- **SHORT EXERCISE**
Make an exact copy of all the data.

- **RECORDS SHOWN**
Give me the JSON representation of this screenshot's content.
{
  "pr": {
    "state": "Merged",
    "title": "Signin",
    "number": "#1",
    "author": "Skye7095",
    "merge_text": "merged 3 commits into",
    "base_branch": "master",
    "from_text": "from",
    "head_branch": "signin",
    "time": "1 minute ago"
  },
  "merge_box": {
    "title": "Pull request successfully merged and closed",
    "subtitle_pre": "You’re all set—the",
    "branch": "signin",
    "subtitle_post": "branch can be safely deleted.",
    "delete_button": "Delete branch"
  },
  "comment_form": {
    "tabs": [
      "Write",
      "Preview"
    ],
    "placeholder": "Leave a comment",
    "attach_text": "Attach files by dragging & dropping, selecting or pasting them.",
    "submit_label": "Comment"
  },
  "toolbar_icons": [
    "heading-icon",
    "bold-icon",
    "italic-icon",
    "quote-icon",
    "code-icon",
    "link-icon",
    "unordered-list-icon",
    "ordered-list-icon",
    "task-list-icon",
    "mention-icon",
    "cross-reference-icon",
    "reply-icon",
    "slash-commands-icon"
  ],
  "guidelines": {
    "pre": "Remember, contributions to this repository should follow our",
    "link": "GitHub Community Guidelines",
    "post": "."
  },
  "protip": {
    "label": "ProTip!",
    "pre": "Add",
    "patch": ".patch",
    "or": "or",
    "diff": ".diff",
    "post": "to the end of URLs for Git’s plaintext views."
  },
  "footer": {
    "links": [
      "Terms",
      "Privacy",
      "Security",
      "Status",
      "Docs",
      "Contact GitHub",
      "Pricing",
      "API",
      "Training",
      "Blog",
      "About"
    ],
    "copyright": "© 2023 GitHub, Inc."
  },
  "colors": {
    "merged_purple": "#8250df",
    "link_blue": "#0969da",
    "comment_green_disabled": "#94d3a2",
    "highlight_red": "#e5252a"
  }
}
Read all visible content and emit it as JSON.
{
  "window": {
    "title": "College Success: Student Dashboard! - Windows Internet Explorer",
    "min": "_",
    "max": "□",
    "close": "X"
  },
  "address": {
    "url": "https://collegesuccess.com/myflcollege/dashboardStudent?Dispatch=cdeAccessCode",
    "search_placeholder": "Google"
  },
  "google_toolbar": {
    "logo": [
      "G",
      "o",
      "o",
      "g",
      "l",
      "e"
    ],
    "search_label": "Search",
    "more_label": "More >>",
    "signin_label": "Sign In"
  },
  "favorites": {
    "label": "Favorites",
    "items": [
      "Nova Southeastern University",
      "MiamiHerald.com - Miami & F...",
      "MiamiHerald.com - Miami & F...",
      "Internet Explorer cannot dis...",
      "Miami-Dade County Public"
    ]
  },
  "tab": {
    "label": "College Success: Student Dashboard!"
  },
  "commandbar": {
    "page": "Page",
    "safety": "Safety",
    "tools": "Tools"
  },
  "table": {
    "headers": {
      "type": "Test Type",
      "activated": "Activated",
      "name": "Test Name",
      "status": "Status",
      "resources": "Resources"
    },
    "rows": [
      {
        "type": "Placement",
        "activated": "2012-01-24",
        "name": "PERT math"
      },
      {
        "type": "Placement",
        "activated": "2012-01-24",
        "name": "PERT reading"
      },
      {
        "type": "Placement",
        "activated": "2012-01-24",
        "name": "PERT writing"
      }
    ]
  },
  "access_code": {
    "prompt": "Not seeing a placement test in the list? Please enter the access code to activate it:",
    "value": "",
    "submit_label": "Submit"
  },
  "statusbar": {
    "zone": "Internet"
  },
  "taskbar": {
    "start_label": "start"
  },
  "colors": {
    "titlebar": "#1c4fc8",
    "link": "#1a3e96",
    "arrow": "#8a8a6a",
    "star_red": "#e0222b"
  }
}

- **RESPONSE TO THE TASK**
Give me the JSON representation of this screenshot's content.
{
  "pr": {
    "state": "Merged",
    "title": "Signin",
    "number": "#1",
    "author": "Skye7095",
    "merge_text": "merged 3 commits into",
    "base_branch": "master",
    "from_text": "from",
    "head_branch": "signin",
    "time": "1 minute ago"
  },
  "merge_box": {
    "title": "Pull request successfully merged and closed",
    "subtitle_pre": "You’re all set—the",
    "branch": "signin",
    "subtitle_post": "branch can be safely deleted.",
    "delete_button": "Delete branch"
  },
  "comment_form": {
    "tabs": [
      "Write",
      "Preview"
    ],
    "placeholder": "Leave a comment",
    "attach_text": "Attach files by dragging & dropping, selecting or pasting them.",
    "submit_label": "Comment"
  },
  "toolbar_icons": [
    "heading-icon",
    "bold-icon",
    "italic-icon",
    "quote-icon",
    "code-icon",
    "link-icon",
    "unordered-list-icon",
    "ordered-list-icon",
    "task-list-icon",
    "mention-icon",
    "cross-reference-icon",
    "reply-icon",
    "slash-commands-icon"
  ],
  "guidelines": {
    "pre": "Remember, contributions to this repository should follow our",
    "link": "GitHub Community Guidelines",
    "post": "."
  },
  "protip": {
    "label": "ProTip!",
    "pre": "Add",
    "patch": ".patch",
    "or": "or",
    "diff": ".diff",
    "post": "to the end of URLs for Git’s plaintext views."
  },
  "footer": {
    "links": [
      "Terms",
      "Privacy",
      "Security",
      "Status",
      "Docs",
      "Contact GitHub",
      "Pricing",
      "API",
      "Training",
      "Blog",
      "About"
    ],
    "copyright": "© 2023 GitHub, Inc."
  },
  "colors": {
    "merged_purple": "#8250df",
    "link_blue": "#0969da",
    "comment_green_disabled": "#94d3a2",
    "highlight_red": "#e5252a"
  }
}
Read all visible content and emit it as JSON.
{
  "window": {
    "title": "College Success: Student Dashboard! - Windows Internet Explorer",
    "min": "_",
    "max": "□",
    "close": "X"
  },
  "address": {
    "url": "https://collegesuccess.com/myflcollege/dashboardStudent?Dispatch=cdeAccessCode",
    "search_placeholder": "Google"
  },
  "google_toolbar": {
    "logo": [
      "G",
      "o",
      "o",
      "g",
      "l",
      "e"
    ],
    "search_label": "Search",
    "more_label": "More >>",
    "signin_label": "Sign In"
  },
  "favorites": {
    "label": "Favorites",
    "items": [
      "Nova Southeastern University",
      "MiamiHerald.com - Miami & F...",
      "MiamiHerald.com - Miami & F...",
      "Internet Explorer cannot dis...",
      "Miami-Dade County Public"
    ]
  },
  "tab": {
    "label": "College Success: Student Dashboard!"
  },
  "commandbar": {
    "page": "Page",
    "safety": "Safety",
    "tools": "Tools"
  },
  "table": {
    "headers": {
      "type": "Test Type",
      "activated": "Activated",
      "name": "Test Name",
      "status": "Status",
      "resources": "Resources"
    },
    "rows": [
      {
        "type": "Placement",
        "activated": "2012-01-24",
        "name": "PERT math"
      },
      {
        "type": "Placement",
        "activated": "2012-01-24",
        "name": "PERT reading"
      },
      {
        "type": "Placement",
        "activated": "2012-01-24",
        "name": "PERT writing"
      }
    ]
  },
  "access_code": {
    "prompt": "Not seeing a placement test in the list? Please enter the access code to activate it:",
    "value": "",
    "submit_label": "Submit"
  },
  "statusbar": {
    "zone": "Internet"
  },
  "taskbar": {
    "start_label": "start"
  },
  "colors": {
    "titlebar": "#1c4fc8",
    "link": "#1a3e96",
    "arrow": "#8a8a6a",
    "star_red": "#e0222b"
  }
}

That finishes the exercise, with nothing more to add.